_WHAT TO PRODUCE_: Work through the data below and give the number of lines holding "支出预算", nothing more.
◆ ◆ ◆
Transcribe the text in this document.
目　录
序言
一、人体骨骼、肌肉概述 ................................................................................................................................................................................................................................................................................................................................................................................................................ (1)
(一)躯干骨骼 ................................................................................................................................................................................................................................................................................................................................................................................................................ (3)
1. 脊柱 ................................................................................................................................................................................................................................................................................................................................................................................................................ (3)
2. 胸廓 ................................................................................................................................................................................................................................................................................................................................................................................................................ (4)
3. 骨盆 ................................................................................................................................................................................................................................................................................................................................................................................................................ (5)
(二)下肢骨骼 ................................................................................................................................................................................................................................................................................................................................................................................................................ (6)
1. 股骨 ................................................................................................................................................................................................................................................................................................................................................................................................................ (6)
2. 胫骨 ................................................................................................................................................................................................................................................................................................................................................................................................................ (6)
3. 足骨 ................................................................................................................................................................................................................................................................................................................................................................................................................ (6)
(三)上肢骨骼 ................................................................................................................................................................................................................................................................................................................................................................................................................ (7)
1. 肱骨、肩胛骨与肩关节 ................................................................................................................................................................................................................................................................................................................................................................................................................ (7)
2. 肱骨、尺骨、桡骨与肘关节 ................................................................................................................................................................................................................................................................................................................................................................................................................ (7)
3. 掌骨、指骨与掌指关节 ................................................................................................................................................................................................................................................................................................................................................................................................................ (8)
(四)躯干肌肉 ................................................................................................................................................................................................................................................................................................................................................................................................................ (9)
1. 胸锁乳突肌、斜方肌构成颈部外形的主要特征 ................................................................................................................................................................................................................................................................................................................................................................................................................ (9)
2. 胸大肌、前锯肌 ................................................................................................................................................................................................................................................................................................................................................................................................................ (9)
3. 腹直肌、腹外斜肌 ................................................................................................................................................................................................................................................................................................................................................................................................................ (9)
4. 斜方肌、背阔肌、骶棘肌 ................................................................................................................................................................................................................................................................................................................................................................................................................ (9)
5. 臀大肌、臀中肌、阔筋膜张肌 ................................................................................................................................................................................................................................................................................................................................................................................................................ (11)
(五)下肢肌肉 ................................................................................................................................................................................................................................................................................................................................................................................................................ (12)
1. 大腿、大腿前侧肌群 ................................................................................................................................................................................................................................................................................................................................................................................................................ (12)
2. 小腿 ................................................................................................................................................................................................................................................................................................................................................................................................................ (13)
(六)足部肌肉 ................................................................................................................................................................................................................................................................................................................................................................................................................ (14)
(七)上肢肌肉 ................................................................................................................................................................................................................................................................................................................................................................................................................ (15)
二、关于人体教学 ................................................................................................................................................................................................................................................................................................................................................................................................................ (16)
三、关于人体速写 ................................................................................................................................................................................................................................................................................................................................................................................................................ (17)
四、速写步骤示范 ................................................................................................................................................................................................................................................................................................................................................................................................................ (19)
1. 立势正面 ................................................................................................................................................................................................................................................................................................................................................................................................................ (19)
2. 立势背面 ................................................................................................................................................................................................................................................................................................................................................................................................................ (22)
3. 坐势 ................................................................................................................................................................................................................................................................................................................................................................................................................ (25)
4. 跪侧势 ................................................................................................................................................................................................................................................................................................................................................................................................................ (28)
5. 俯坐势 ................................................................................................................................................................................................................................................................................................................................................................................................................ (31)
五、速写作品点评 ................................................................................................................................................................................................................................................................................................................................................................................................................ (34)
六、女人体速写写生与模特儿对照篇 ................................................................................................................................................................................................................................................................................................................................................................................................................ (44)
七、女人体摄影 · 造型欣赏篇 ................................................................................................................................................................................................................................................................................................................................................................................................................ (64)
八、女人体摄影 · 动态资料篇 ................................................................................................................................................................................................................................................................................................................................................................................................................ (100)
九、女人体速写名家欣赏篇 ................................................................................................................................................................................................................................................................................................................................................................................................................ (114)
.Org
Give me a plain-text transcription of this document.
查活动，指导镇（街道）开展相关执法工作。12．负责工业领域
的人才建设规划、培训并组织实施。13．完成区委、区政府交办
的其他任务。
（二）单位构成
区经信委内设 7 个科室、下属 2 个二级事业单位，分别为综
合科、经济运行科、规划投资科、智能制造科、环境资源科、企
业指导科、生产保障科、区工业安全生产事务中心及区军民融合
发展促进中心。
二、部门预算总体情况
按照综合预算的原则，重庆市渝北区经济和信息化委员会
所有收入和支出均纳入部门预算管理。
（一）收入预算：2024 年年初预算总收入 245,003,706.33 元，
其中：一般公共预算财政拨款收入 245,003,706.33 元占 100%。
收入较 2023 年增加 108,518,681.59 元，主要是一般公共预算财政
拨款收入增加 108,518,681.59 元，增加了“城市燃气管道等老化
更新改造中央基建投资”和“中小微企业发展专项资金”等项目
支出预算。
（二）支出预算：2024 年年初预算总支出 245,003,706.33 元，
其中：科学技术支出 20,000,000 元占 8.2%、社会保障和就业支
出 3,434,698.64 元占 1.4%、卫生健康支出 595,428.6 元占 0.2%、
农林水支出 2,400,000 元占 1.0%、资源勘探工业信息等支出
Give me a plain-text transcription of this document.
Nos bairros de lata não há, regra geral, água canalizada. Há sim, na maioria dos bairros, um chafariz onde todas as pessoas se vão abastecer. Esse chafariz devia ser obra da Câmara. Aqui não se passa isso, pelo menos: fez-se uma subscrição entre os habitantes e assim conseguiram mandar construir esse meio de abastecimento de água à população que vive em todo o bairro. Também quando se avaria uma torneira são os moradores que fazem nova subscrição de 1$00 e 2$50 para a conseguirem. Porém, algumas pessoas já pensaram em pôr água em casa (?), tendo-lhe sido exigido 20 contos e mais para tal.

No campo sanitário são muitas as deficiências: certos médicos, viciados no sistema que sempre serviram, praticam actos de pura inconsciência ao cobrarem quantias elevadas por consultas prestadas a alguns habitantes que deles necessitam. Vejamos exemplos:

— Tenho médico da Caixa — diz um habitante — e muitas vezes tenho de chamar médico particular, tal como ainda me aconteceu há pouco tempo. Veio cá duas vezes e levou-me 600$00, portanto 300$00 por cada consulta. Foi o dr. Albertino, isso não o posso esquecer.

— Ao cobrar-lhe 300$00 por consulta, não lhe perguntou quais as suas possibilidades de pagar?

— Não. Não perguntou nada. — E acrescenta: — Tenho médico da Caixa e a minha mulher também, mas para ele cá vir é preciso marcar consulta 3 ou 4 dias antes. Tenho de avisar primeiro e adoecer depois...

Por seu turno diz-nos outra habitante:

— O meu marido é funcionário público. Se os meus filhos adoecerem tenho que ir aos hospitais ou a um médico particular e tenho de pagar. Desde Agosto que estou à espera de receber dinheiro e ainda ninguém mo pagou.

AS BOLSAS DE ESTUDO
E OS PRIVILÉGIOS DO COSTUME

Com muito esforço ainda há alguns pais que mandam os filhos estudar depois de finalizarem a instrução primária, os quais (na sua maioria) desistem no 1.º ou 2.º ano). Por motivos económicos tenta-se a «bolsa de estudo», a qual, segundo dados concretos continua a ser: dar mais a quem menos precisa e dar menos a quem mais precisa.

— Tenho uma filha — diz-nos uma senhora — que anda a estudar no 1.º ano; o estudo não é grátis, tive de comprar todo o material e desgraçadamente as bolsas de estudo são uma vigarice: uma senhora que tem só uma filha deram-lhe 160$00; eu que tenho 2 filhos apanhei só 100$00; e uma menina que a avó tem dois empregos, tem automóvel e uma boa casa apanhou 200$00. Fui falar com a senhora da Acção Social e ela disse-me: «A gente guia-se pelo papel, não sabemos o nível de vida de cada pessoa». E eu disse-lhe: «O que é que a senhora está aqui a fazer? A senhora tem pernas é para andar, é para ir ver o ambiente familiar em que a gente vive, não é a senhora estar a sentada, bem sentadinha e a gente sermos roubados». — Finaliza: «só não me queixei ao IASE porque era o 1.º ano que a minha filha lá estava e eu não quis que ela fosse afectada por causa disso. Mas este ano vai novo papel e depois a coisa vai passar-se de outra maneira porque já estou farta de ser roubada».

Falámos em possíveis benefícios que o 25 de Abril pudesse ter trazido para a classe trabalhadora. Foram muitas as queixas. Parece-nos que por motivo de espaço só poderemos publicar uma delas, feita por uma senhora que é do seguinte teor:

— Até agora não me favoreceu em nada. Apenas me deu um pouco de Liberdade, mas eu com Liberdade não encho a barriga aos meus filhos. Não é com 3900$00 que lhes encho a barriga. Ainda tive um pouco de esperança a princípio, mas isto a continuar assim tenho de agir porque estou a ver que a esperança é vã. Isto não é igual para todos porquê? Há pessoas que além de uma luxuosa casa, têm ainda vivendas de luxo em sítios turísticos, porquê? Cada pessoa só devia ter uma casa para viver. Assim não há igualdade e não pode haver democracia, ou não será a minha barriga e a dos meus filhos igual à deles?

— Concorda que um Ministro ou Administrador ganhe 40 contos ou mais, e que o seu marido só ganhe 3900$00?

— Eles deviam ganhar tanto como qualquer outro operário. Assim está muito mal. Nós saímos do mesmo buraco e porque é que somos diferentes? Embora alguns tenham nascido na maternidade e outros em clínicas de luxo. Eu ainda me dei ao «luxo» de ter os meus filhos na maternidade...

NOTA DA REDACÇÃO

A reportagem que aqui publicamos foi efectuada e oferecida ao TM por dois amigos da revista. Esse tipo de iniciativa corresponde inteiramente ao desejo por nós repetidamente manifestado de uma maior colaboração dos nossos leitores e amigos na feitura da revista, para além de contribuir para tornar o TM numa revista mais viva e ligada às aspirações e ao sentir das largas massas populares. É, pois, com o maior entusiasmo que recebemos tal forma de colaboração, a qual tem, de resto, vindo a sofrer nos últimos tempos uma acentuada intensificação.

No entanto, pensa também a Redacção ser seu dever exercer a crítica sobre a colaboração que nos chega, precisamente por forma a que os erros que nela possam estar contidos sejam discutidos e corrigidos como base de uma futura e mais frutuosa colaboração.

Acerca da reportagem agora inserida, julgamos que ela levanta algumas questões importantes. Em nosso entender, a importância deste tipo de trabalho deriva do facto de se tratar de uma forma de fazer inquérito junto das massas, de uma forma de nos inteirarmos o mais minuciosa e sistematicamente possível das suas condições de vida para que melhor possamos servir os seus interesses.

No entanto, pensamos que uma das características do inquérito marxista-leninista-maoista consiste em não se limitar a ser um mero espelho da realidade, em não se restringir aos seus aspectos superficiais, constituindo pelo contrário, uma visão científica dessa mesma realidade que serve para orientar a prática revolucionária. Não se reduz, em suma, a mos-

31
◆ ◆ ◆
_EXERCISE RESPONSE_: 2